<<<<

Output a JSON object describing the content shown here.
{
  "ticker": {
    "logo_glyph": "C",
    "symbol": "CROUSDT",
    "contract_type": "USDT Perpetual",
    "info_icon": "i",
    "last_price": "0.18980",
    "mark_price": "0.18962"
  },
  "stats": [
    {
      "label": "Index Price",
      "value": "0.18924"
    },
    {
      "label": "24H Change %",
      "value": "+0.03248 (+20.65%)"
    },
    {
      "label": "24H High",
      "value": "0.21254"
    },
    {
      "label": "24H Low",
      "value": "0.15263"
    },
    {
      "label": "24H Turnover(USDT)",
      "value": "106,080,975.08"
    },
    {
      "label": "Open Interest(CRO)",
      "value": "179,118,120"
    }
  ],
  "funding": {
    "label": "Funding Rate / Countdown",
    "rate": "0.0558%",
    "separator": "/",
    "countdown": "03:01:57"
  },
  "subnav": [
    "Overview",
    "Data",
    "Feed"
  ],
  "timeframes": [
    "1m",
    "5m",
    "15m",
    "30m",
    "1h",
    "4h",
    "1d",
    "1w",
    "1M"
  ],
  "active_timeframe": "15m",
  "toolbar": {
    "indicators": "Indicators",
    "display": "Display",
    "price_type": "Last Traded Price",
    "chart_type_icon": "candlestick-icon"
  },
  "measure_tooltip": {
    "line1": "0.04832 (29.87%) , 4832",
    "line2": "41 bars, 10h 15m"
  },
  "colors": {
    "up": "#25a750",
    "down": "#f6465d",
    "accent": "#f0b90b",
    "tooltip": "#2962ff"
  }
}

>>>>
<<<<

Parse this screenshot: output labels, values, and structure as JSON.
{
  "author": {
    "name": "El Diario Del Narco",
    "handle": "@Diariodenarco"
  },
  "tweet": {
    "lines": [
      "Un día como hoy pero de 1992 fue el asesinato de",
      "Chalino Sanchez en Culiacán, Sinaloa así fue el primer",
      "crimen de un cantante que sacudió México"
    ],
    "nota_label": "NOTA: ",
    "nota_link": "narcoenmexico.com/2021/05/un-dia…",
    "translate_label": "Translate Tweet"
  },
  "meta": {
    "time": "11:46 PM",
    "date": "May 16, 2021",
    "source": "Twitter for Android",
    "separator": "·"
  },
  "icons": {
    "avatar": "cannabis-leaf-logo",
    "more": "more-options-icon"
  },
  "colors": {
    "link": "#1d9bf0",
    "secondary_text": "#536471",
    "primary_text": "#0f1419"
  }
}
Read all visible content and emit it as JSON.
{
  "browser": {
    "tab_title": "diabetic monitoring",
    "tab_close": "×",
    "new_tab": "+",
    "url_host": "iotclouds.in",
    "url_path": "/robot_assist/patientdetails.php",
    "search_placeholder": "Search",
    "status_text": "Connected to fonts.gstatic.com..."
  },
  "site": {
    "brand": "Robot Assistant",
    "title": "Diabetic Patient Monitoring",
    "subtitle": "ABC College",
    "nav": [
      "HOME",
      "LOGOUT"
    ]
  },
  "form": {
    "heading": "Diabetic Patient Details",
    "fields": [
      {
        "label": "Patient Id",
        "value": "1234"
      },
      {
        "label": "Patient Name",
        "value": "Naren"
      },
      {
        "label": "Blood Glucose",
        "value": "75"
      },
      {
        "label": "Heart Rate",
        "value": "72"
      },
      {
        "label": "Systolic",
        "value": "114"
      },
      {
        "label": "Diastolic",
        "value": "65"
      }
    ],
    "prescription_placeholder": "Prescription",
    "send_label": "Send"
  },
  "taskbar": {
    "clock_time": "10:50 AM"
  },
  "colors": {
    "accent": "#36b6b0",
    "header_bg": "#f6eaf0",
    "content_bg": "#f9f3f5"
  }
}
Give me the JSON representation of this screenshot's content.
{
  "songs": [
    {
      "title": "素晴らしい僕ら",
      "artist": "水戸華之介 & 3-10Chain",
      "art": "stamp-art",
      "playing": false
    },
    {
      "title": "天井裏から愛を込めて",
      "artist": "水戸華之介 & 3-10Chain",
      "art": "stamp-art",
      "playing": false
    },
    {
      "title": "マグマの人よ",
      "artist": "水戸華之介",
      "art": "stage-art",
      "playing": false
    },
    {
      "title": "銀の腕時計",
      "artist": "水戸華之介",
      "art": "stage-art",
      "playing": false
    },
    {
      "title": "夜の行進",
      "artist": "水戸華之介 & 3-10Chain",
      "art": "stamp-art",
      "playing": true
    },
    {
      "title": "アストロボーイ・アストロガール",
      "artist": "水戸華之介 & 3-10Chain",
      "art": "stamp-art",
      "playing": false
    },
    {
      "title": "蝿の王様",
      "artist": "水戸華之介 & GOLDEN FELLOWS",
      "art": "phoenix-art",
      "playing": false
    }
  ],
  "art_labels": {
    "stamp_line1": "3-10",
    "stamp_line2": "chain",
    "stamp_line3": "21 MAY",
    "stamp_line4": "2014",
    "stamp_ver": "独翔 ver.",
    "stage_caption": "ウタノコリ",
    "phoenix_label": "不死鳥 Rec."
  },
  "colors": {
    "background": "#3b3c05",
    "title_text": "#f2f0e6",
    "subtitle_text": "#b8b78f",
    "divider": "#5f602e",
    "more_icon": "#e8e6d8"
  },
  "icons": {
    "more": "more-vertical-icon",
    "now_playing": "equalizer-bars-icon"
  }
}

>>>>

Examine the data above and state how many of its lines contain the word "JSON", with no further remarks.

4